● Written request:
Copy out, exactly as written, only the line containing "Read out every word on this page." and the lines after it through the end of the records.
#### Listed records ####
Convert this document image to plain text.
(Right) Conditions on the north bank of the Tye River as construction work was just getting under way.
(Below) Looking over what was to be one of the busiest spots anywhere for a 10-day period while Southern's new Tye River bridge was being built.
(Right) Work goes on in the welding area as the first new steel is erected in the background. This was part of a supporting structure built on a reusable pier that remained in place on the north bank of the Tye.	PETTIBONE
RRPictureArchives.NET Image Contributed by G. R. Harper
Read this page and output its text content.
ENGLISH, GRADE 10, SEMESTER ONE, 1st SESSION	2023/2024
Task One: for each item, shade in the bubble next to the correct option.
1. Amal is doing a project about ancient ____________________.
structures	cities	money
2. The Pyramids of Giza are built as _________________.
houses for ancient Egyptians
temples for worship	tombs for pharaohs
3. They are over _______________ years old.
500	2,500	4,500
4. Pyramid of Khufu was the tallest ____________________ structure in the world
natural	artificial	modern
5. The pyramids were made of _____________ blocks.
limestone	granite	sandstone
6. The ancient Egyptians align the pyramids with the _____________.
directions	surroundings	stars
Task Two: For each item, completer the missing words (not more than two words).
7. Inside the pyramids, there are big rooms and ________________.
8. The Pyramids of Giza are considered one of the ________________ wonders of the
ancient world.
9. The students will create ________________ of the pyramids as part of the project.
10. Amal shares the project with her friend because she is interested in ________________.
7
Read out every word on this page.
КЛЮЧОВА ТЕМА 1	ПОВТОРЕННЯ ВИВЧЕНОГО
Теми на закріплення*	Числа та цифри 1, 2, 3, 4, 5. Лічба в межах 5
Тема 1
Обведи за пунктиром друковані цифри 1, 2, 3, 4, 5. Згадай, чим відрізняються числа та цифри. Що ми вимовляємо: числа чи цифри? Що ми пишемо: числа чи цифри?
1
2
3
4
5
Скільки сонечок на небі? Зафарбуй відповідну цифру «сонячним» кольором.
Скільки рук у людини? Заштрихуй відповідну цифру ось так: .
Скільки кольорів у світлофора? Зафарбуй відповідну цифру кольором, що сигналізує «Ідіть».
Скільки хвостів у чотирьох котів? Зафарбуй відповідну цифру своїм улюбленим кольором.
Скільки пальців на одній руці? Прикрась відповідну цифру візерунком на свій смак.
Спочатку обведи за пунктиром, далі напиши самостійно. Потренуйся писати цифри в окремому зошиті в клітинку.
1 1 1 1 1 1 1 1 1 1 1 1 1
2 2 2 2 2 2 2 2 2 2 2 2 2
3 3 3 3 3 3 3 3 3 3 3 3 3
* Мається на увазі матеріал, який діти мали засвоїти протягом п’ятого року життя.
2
####
● Full solution:
Read out every word on this page.
КЛЮЧОВА ТЕМА 1	ПОВТОРЕННЯ ВИВЧЕНОГО
Теми на закріплення*	Числа та цифри 1, 2, 3, 4, 5. Лічба в межах 5
Тема 1
Обведи за пунктиром друковані цифри 1, 2, 3, 4, 5. Згадай, чим відрізняються числа та цифри. Що ми вимовляємо: числа чи цифри? Що ми пишемо: числа чи цифри?
1
2
3
4
5
Скільки сонечок на небі? Зафарбуй відповідну цифру «сонячним» кольором.
Скільки рук у людини? Заштрихуй відповідну цифру ось так: .
Скільки кольорів у світлофора? Зафарбуй відповідну цифру кольором, що сигналізує «Ідіть».
Скільки хвостів у чотирьох котів? Зафарбуй відповідну цифру своїм улюбленим кольором.
Скільки пальців на одній руці? Прикрась відповідну цифру візерунком на свій смак.
Спочатку обведи за пунктиром, далі напиши самостійно. Потренуйся писати цифри в окремому зошиті в клітинку.
1 1 1 1 1 1 1 1 1 1 1 1 1
2 2 2 2 2 2 2 2 2 2 2 2 2
3 3 3 3 3 3 3 3 3 3 3 3 3
* Мається на увазі матеріал, який діти мали засвоїти протягом п’ятого року життя.
2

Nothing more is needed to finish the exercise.